== Written instruction ==
Some lines of these records may hold the word "accessibility"; state how many, using only the number.

== Recorded information ==
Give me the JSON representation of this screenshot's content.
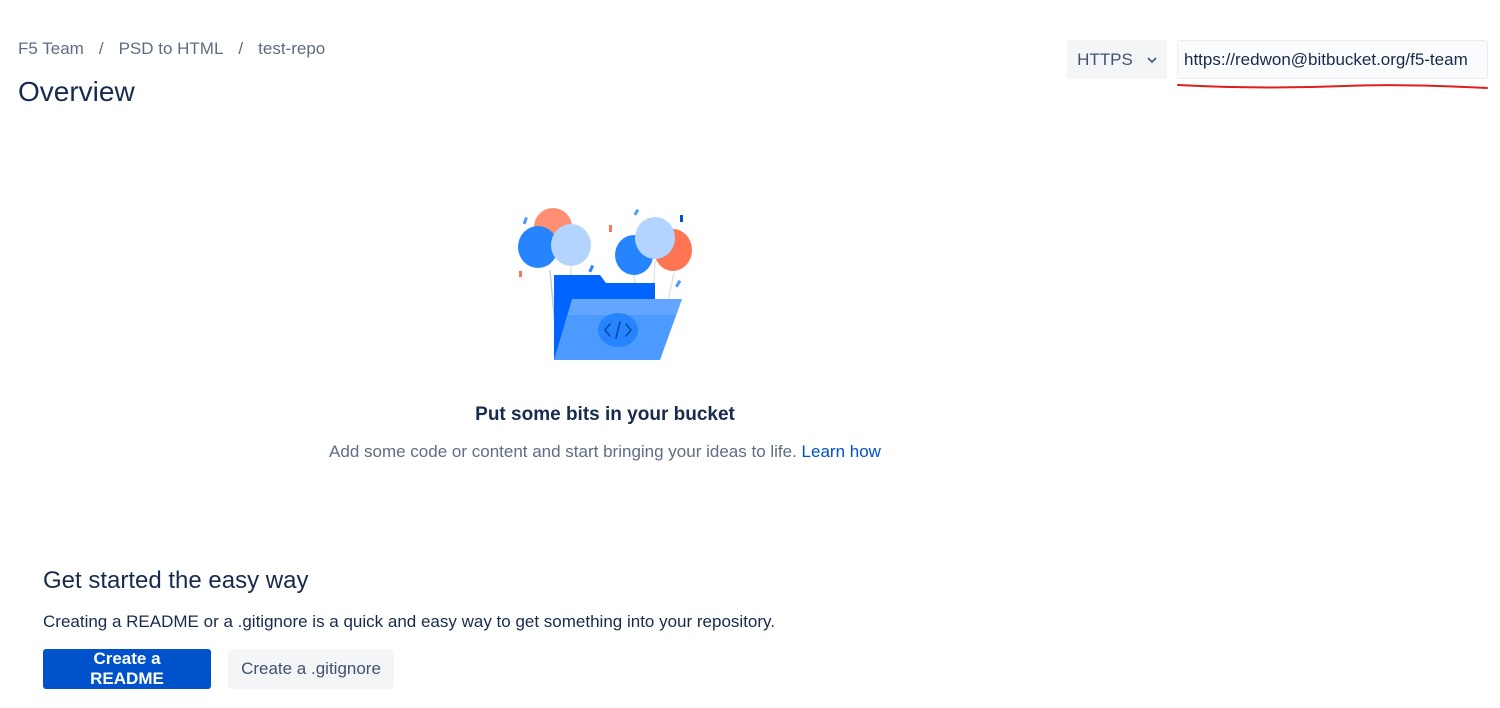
{
  "breadcrumb": [
    {
      "label": "F5 Team"
    },
    {
      "label": "PSD to HTML"
    },
    {
      "label": "test-repo"
    }
  ],
  "breadcrumb_separator": "/",
  "page_title": "Overview",
  "clone": {
    "protocol": "HTTPS",
    "url": "https://redwon@bitbucket.org/f5-team"
  },
  "empty_state": {
    "heading": "Put some bits in your bucket",
    "text": "Add some code or content and start bringing your ideas to life.",
    "link": "Learn how"
  },
  "get_started": {
    "heading": "Get started the easy way",
    "text": "Creating a README or a .gitignore is a quick and easy way to get something into your repository.",
    "create_readme": "Create a README",
    "create_gitignore": "Create a .gitignore"
  },
  "colors": {
    "primary": "#0052cc",
    "text": "#172b4d",
    "subtle": "#5e6c84",
    "annotation": "#e01e1e"
  }
}
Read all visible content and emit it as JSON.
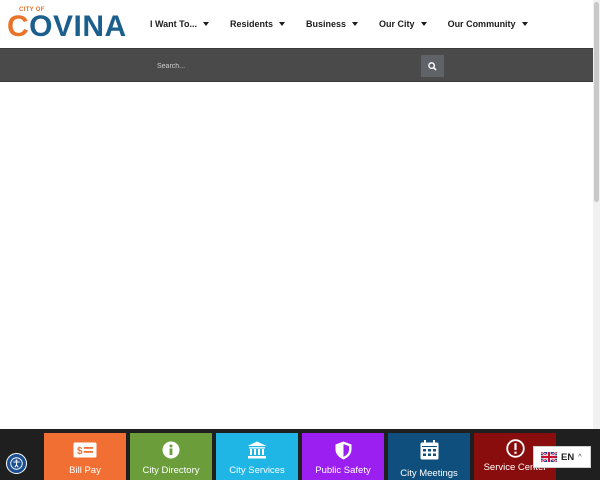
{
  "logo": {
    "city_of": "CITY OF",
    "first": "C",
    "rest": "OVINA"
  },
  "nav": [
    {
      "label": "I Want To..."
    },
    {
      "label": "Residents"
    },
    {
      "label": "Business"
    },
    {
      "label": "Our City"
    },
    {
      "label": "Our Community"
    }
  ],
  "search": {
    "placeholder": "Search..."
  },
  "tiles": [
    {
      "label": "Bill Pay",
      "icon": "bill-icon",
      "color": "#f26f33"
    },
    {
      "label": "City Directory",
      "icon": "info-icon",
      "color": "#6b9e3a"
    },
    {
      "label": "City Services",
      "icon": "building-icon",
      "color": "#1fb6e6"
    },
    {
      "label": "Public Safety",
      "icon": "shield-icon",
      "color": "#9b1ff0"
    },
    {
      "label": "City Meetings",
      "icon": "calendar-icon",
      "color": "#0f4f7d"
    },
    {
      "label": "Service Center",
      "icon": "alert-icon",
      "color": "#8a0d0d"
    }
  ],
  "language": {
    "code": "EN",
    "flag": "uk-flag-icon"
  },
  "accessibility": {
    "icon": "accessibility-icon"
  }
}
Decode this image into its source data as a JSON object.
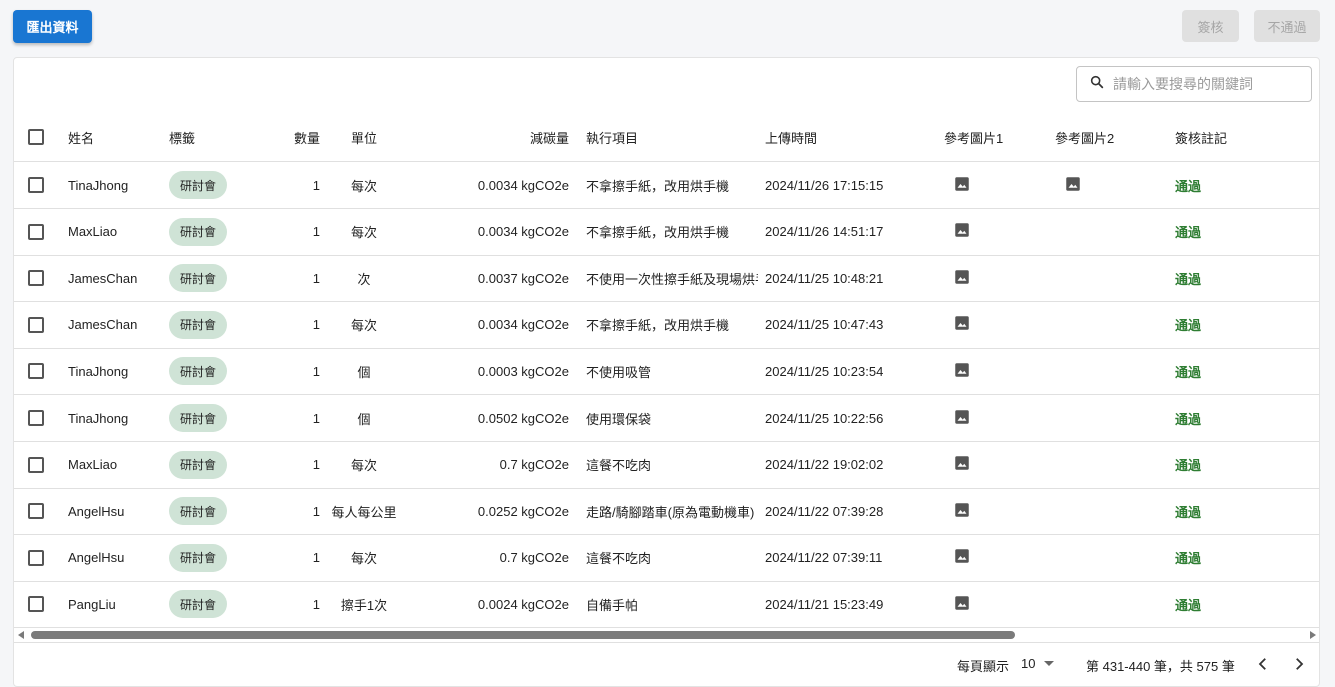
{
  "toolbar": {
    "export_label": "匯出資料",
    "approve_label": "簽核",
    "reject_label": "不通過"
  },
  "search": {
    "placeholder": "請輸入要搜尋的關鍵詞"
  },
  "columns": {
    "name": "姓名",
    "tag": "標籤",
    "quantity": "數量",
    "unit": "單位",
    "reduction": "減碳量",
    "item": "執行項目",
    "upload_time": "上傳時間",
    "image1": "參考圖片1",
    "image2": "參考圖片2",
    "note": "簽核註記"
  },
  "rows": [
    {
      "name": "TinaJhong",
      "tag": "研討會",
      "quantity": "1",
      "unit": "每次",
      "reduction": "0.0034 kgCO2e",
      "item": "不拿擦手紙，改用烘手機",
      "time": "2024/11/26 17:15:15",
      "image1": true,
      "image2": true,
      "note": "通過"
    },
    {
      "name": "MaxLiao",
      "tag": "研討會",
      "quantity": "1",
      "unit": "每次",
      "reduction": "0.0034 kgCO2e",
      "item": "不拿擦手紙，改用烘手機",
      "time": "2024/11/26 14:51:17",
      "image1": true,
      "image2": false,
      "note": "通過"
    },
    {
      "name": "JamesChan",
      "tag": "研討會",
      "quantity": "1",
      "unit": "次",
      "reduction": "0.0037 kgCO2e",
      "item": "不使用一次性擦手紙及現場烘手",
      "time": "2024/11/25 10:48:21",
      "image1": true,
      "image2": false,
      "note": "通過"
    },
    {
      "name": "JamesChan",
      "tag": "研討會",
      "quantity": "1",
      "unit": "每次",
      "reduction": "0.0034 kgCO2e",
      "item": "不拿擦手紙，改用烘手機",
      "time": "2024/11/25 10:47:43",
      "image1": true,
      "image2": false,
      "note": "通過"
    },
    {
      "name": "TinaJhong",
      "tag": "研討會",
      "quantity": "1",
      "unit": "個",
      "reduction": "0.0003 kgCO2e",
      "item": "不使用吸管",
      "time": "2024/11/25 10:23:54",
      "image1": true,
      "image2": false,
      "note": "通過"
    },
    {
      "name": "TinaJhong",
      "tag": "研討會",
      "quantity": "1",
      "unit": "個",
      "reduction": "0.0502 kgCO2e",
      "item": "使用環保袋",
      "time": "2024/11/25 10:22:56",
      "image1": true,
      "image2": false,
      "note": "通過"
    },
    {
      "name": "MaxLiao",
      "tag": "研討會",
      "quantity": "1",
      "unit": "每次",
      "reduction": "0.7 kgCO2e",
      "item": "這餐不吃肉",
      "time": "2024/11/22 19:02:02",
      "image1": true,
      "image2": false,
      "note": "通過"
    },
    {
      "name": "AngelHsu",
      "tag": "研討會",
      "quantity": "1",
      "unit": "每人每公里",
      "reduction": "0.0252 kgCO2e",
      "item": "走路/騎腳踏車(原為電動機車)",
      "time": "2024/11/22 07:39:28",
      "image1": true,
      "image2": false,
      "note": "通過"
    },
    {
      "name": "AngelHsu",
      "tag": "研討會",
      "quantity": "1",
      "unit": "每次",
      "reduction": "0.7 kgCO2e",
      "item": "這餐不吃肉",
      "time": "2024/11/22 07:39:11",
      "image1": true,
      "image2": false,
      "note": "通過"
    },
    {
      "name": "PangLiu",
      "tag": "研討會",
      "quantity": "1",
      "unit": "擦手1次",
      "reduction": "0.0024 kgCO2e",
      "item": "自備手帕",
      "time": "2024/11/21 15:23:49",
      "image1": true,
      "image2": false,
      "note": "通過"
    }
  ],
  "pagination": {
    "rows_per_page_label": "每頁顯示",
    "rows_per_page": "10",
    "range": "第 431-440 筆，共 575 筆"
  },
  "colors": {
    "primary": "#1976d2",
    "chip_bg": "#cfe3d6",
    "pass_text": "#2e7d32"
  }
}
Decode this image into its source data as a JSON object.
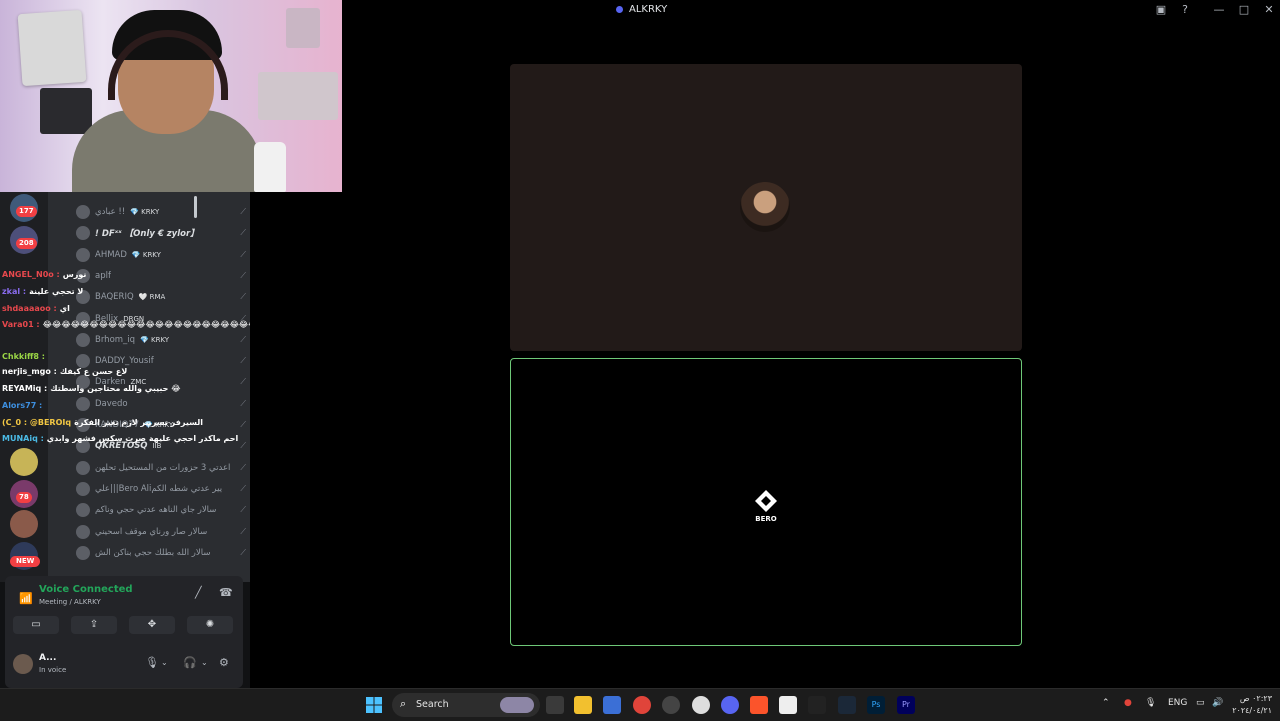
{
  "window": {
    "title": "ALKRKY",
    "controls": [
      "▣",
      "?",
      "—",
      "□",
      "✕"
    ]
  },
  "servers": [
    {
      "badge": "177"
    },
    {
      "badge": "208"
    },
    {
      "badge": ""
    },
    {
      "badge": "78"
    },
    {
      "badge": ""
    },
    {
      "badge": "NEW"
    }
  ],
  "members": [
    {
      "name": "عبادي !!",
      "tag": "💎 KRKY"
    },
    {
      "name": "! DFˣˣ 【Only € zylor】",
      "tag": "",
      "active": true
    },
    {
      "name": "AHMAD",
      "tag": "💎 KRKY"
    },
    {
      "name": "aplf",
      "tag": ""
    },
    {
      "name": "BAQERIQ",
      "tag": "🤍 RMA"
    },
    {
      "name": "Bellix",
      "tag": "DRGN"
    },
    {
      "name": "Brhom_iq",
      "tag": "💎 KRKY"
    },
    {
      "name": "DADDY_Yousif",
      "tag": ""
    },
    {
      "name": "Darken",
      "tag": "ZMC"
    },
    {
      "name": "Davedo",
      "tag": ""
    },
    {
      "name": "KANDIQ77",
      "tag": "💎 KRKY"
    },
    {
      "name": "QKRETOSQ",
      "tag": "IIB",
      "active": true
    },
    {
      "name": "اعدتي 3 حزورات من المستحيل تحلهن",
      "tag": ""
    },
    {
      "name": "علي|||Bero Aliيير عدتي شطه الكم",
      "tag": ""
    },
    {
      "name": "سالار جاي الناهه عدتي حجي وناكم",
      "tag": ""
    },
    {
      "name": "سالار صار ورناي موقف اسحيني",
      "tag": ""
    },
    {
      "name": "سالار الله بطلك حجي بناكن الش",
      "tag": ""
    }
  ],
  "chat": [
    {
      "user": "ANGEL_N0o :",
      "text": "نورس",
      "color": "#e8484d"
    },
    {
      "user": "zkal :",
      "text": "لا تحجي علينة",
      "color": "#8a6cf0"
    },
    {
      "user": "shdaaaaoo :",
      "text": "اي",
      "color": "#e8484d"
    },
    {
      "user": "Vara01 :",
      "text": "😂😂😂😂😂😂😂😂😂😂😂😂😂😂😂😂😂😂😂😂😂😂😂😂😂",
      "color": "#e8484d"
    },
    {
      "user": "Chkkiff8 :",
      "text": "",
      "color": "#9bd646"
    },
    {
      "user": "nerjis_mgo :",
      "text": "لاع حسن ع كيفك",
      "color": "#ffffff"
    },
    {
      "user": "REYAMiq :",
      "text": "حبيبي والله محتاجين واسطتك 😂",
      "color": "#ffffff"
    },
    {
      "user": "Alors77 :",
      "text": "",
      "color": "#3d8fe0"
    },
    {
      "user": "(C_0 : @BEROIq",
      "text": "السيرفر تسربير لازم تغير الفكرة",
      "color": "#f2c744"
    },
    {
      "user": "MUNAiq :",
      "text": "احم ماكدر احجي عليهة صرت سكس فشهر وابدي",
      "color": "#4bbbe6"
    }
  ],
  "voice": {
    "status": "Voice Connected",
    "channel": "Meeting / ALKRKY",
    "user_name": "A...",
    "user_status": "In voice"
  },
  "stage": {
    "participant2_name": "BERO",
    "tile2_border_color": "#6ec878"
  },
  "taskbar": {
    "search_label": "Search",
    "lang": "ENG",
    "time": "٠٢:٢٣ ص",
    "date": "٢٠٢٤/٠٤/٢١"
  }
}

== Exercise solution ==
2